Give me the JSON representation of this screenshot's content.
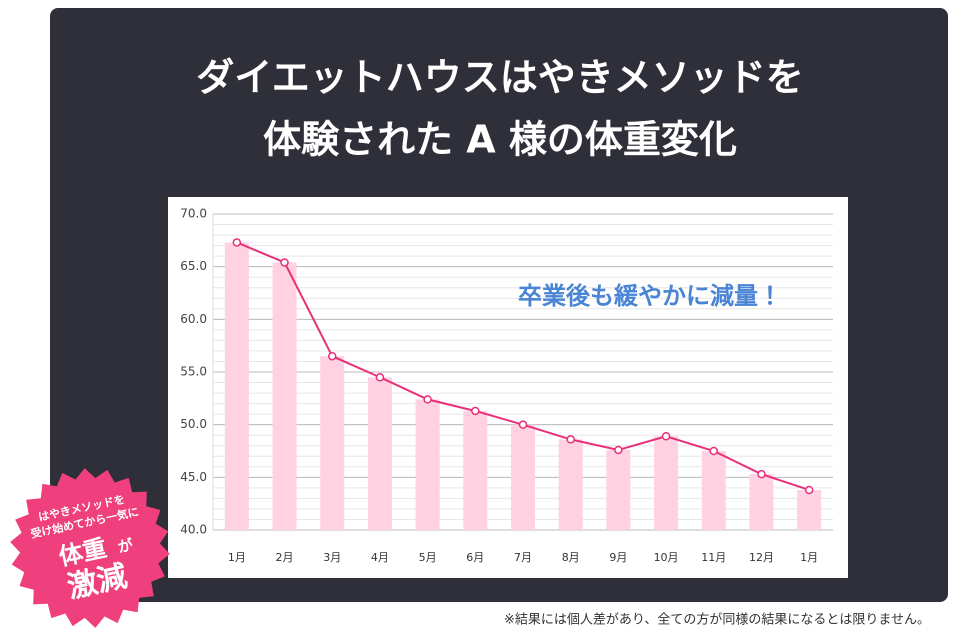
{
  "title_lines": [
    "ダイエットハウスはやきメソッドを",
    "体験された A 様の体重変化"
  ],
  "chart_data": {
    "type": "bar_line",
    "categories": [
      "1月",
      "2月",
      "3月",
      "4月",
      "5月",
      "6月",
      "7月",
      "8月",
      "9月",
      "10月",
      "11月",
      "12月",
      "1月"
    ],
    "values": [
      67.3,
      65.4,
      56.5,
      54.5,
      52.4,
      51.3,
      50.0,
      48.6,
      47.6,
      48.9,
      47.5,
      45.3,
      43.8
    ],
    "bar_color": "#ffd1e1",
    "line_color": "#e8307a",
    "ylim": [
      40,
      70
    ],
    "yticks": [
      {
        "value": 40,
        "label": "40.0"
      },
      {
        "value": 45,
        "label": "45.0"
      },
      {
        "value": 50,
        "label": "50.0"
      },
      {
        "value": 55,
        "label": "55.0"
      },
      {
        "value": 60,
        "label": "60.0"
      },
      {
        "value": 65,
        "label": "65.0"
      },
      {
        "value": 70,
        "label": "70.0"
      }
    ],
    "grid": true,
    "minor_grid": 1,
    "annotation": "卒業後も緩やかに減量！"
  },
  "badge": {
    "lines": [
      "はやきメソッドを",
      "受け始めてから一気に"
    ],
    "big": "体重",
    "small": "が",
    "big2": "激減"
  },
  "footnote": "※結果には個人差があり、全ての方が同様の結果になるとは限りません。"
}
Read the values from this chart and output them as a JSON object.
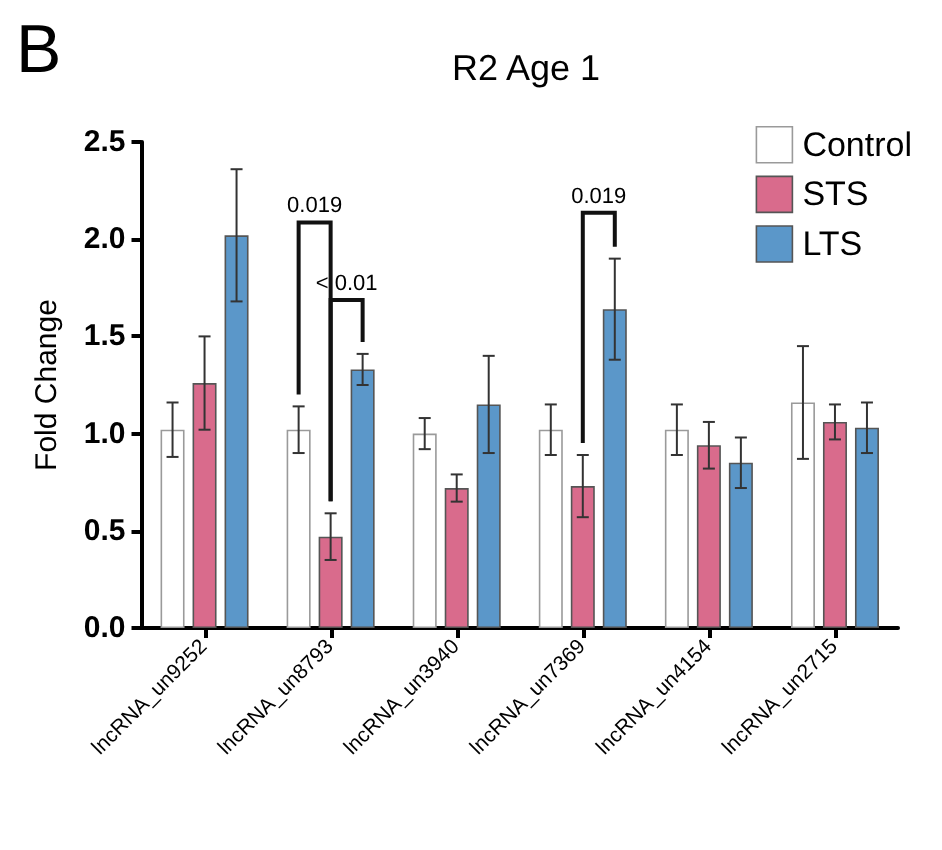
{
  "chart_data": {
    "type": "bar",
    "title": "R2 Age 1",
    "ylabel": "Fold Change",
    "categories": [
      "lncRNA_un9252",
      "lncRNA_un8793",
      "lncRNA_un3940",
      "lncRNA_un7369",
      "lncRNA_un4154",
      "lncRNA_un2715"
    ],
    "series": [
      {
        "name": "Control",
        "color": "#ffffff",
        "values": [
          1.02,
          1.02,
          1.0,
          1.02,
          1.02,
          1.16
        ],
        "errors": [
          0.14,
          0.12,
          0.08,
          0.13,
          0.13,
          0.29
        ]
      },
      {
        "name": "STS",
        "color": "#d96b8c",
        "values": [
          1.26,
          0.47,
          0.72,
          0.73,
          0.94,
          1.06
        ],
        "errors": [
          0.24,
          0.12,
          0.07,
          0.16,
          0.12,
          0.09
        ]
      },
      {
        "name": "LTS",
        "color": "#5b97c9",
        "values": [
          2.02,
          1.33,
          1.15,
          1.64,
          0.85,
          1.03
        ],
        "errors": [
          0.34,
          0.08,
          0.25,
          0.26,
          0.13,
          0.13
        ]
      }
    ],
    "ylim": [
      0,
      2.5
    ],
    "yticks": [
      {
        "value": 0,
        "label": "0.0"
      },
      {
        "value": 0.5,
        "label": "0.5"
      },
      {
        "value": 1,
        "label": "1.0"
      },
      {
        "value": 1.5,
        "label": "1.5"
      },
      {
        "value": 2,
        "label": "2.0"
      },
      {
        "value": 2.5,
        "label": "2.5"
      }
    ],
    "grid": false,
    "legend": "top right",
    "annotations": [
      "B",
      "0.019",
      "< 0.01",
      "0.019"
    ]
  }
}
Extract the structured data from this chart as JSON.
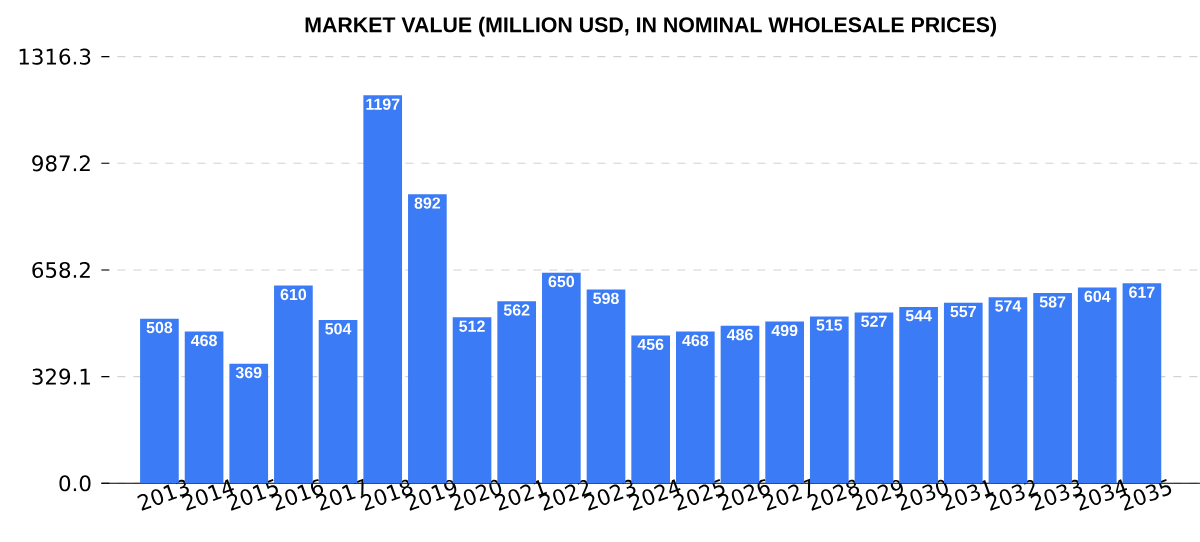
{
  "chart_data": {
    "type": "bar",
    "title": "MARKET VALUE (MILLION USD, IN NOMINAL WHOLESALE PRICES)",
    "categories": [
      "2013",
      "2014",
      "2015",
      "2016",
      "2017",
      "2018",
      "2019",
      "2020",
      "2021",
      "2022",
      "2023",
      "2024",
      "2025",
      "2026",
      "2027",
      "2028",
      "2029",
      "2030",
      "2031",
      "2032",
      "2033",
      "2034",
      "2035"
    ],
    "values": [
      508,
      468,
      369,
      610,
      504,
      1197,
      892,
      512,
      562,
      650,
      598,
      456,
      468,
      486,
      499,
      515,
      527,
      544,
      557,
      574,
      587,
      604,
      617
    ],
    "color": "#3b7bf5",
    "ylim": [
      0,
      1316.3
    ],
    "yticks": [
      {
        "value": 0,
        "label": "0.0"
      },
      329.1,
      658.2,
      987.2,
      1316.3
    ],
    "grid": "y",
    "data_labels": true
  }
}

++++++

◆ **Your instructions**
Check each line above for the string "from" and show the ones that have it.

◆ **Result for this task**
Read the values from this chart and output them as a JSON object.
Extract the structured data from this chart as JSON.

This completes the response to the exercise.